**TAREAS:**
**A.** En el hilo sobre la electroválvula, ¿qué regulador de voltaje sugiere Mauro Barbosa si se trabaja a 12 V?
**B.** Enumera los nombres de todos los usuarios que escriben en el hilo sobre la electroválvula.
**C.** Reanuda el hilo sobre la electroválvula a partir del punto en que termina.

**TEXTO DE ORIGEN:**
____

# Fuente de Corriente con un voltaje fijo



## K-pax (Abr 27, 2006)

Hola como estan todos, mi inquietud, o mas que todo lo que estoy haciendo es pidiendo es una orientacion de como comenzar a hacer este proyecto que tengo.

Necesito construir un dispositivo que genere un voltaje fijo a una electrovalvula y que la corrienta que llegue a ella la pueda varia a través de un potenciometro.

Entonces me gustaria saber con que ispositivo puedo lograr esto, si con un transformador normal, o con alguno con el que se pueda cambiar la relacion de espiras, para variar la corriente, pero ojo lo importante es que el voltaje que le llegue a la electrovalvula sea constante en todo momento.

Les agradesco si me pueden dar alguna luz para comenzar a establecer parametros para conseguir el resultado que necesito.  8)


----------



## Mauro Barbosa (Abr 27, 2006)

buenas k-pax. 
_Yo soy nuevo en esto pero te puedo tirar una idea (agarrala con pinzas):

Quizas si usas un regulador de voltaje 7812 (si trabajas a 12V) y a la salida colocar en paralelo a la entrada de la electrov. un pote. De esta forma dividiras la corriente de salida en 2 logrando disminuir o aumentar la que va a la electrov.

Saludos


----------



## Ehecatl (Abr 27, 2006)

Independientemente de la forma en la que lo quieras hacer, no puedes ignorar la ley de Ohm. Si aplicas 12V a tu electroválvula, no puedes pretender controlar la corriente que circula por ella ignorando la resistencia de la propia electroválvula. Siempre habrá una relación directa.
Lo que te dice Mauro, solamente logrará sacar mas corriente del regulador pero no variará la corriente hacia la electroválvula.
Por otro lado, ¿para que quieres variar la corriente de la electrovávula?


----------



## Mauro Barbosa (Abr 27, 2006)

Pensandolo así TIENE TODA LA RAZON EHECATL!!!
Terrible macana me mandé
ya que pongas el pote que pongas la corriente por la electrov. va a ser teoricamente 12/Rdelaelectrov.

perdon por tal tontería


----------



## K-pax (Abr 28, 2006)

Gracias por tratar de responder mi inquietud, con respecto a el porque quiero variar la corriente de la electrovalvula, es debido a que hay un control que dependiendo de la corriente de entrada, esta indica que abertura tendra esta valvula.

Espero encontrar una solucion rápida.


----------



## Ehecatl (Abr 28, 2006)

¿por qué no nos das mas detalles del asunto? ¿en si cual es el funcionamiento de la electroválvula? yo la conceptualizo como una válvula tipo todo o nada, o está completamente abierta o completamente cerrada, pero al parecer no es asi.


----------



## K-pax (Abr 28, 2006)

____

**DATOS PROPORCIONADOS:**
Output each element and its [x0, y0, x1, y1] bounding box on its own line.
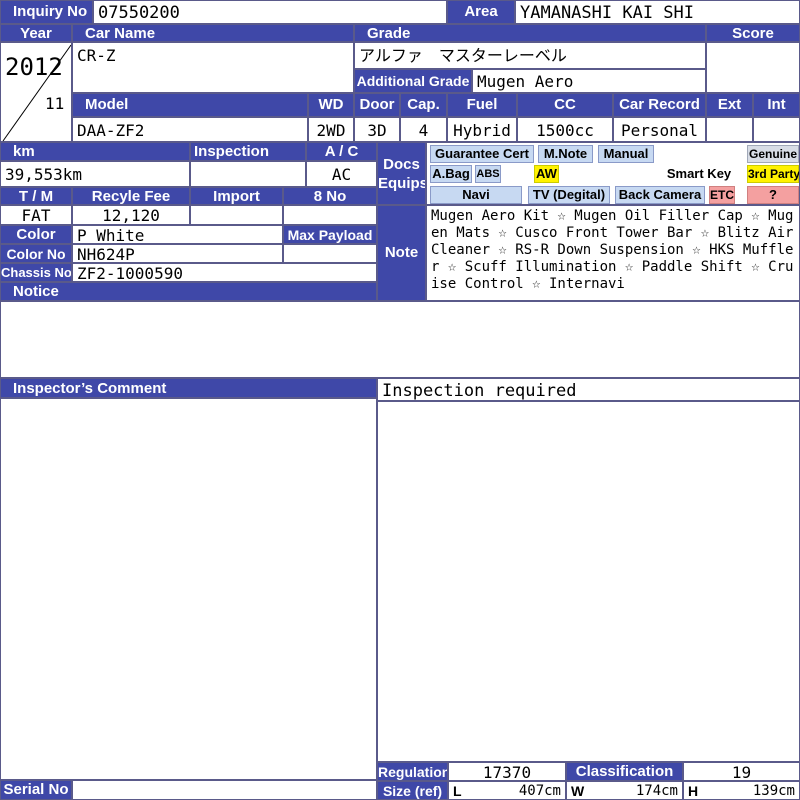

____

**RESPUESTAS:**
**A.** Un regulador de voltaje 7812.

**B.** K-pax, Mauro Barbosa y Ehecatl.

**C.**
Ehecatl haz de cuenta que no dije nada de la electrovalvula, entonces lo que necesito es, independientemente de la aplicación, necesito mantener un voltaje fijo, sobre una carga fija, y que pueda varia la corriente a traves de ella, en pocas palabras necesito varia la potencia entregada a la carga, variando unicamente la corriente


----------



## Ehecatl (May 8, 2006)

Nuevamente te vas a topar con la ley de Ohm. Cualquier cosa que conectes a tu fuente tiene una resistencia característica, y de acuerdo con la famosa ley V=RI, si tu aumentas I, el voltaje entre sus terminales tiene que aumentar.
No hay modo de hacer lo que quieres.


----------



## Alec2007 (Ene 3, 2007)

Hola, me parece que lo que dijo Mauro Barbosa puede ser útil si modificamos un poco la idea:

K-pax, se me ocurre que lo que podes hacer es poner en paralelo con la carga de la electrovalvula el 7812.  Con esto tendrías la tensión constante y regulada que buscas.  Esto te generaría una corriente mínima de 12V/Relectrovalvula.  Asegurate de que el regulador pueda soportar esta potencia con un margen del 30% como regla de dedo gordo.  Ponele un disipador para que no sobrecaliente.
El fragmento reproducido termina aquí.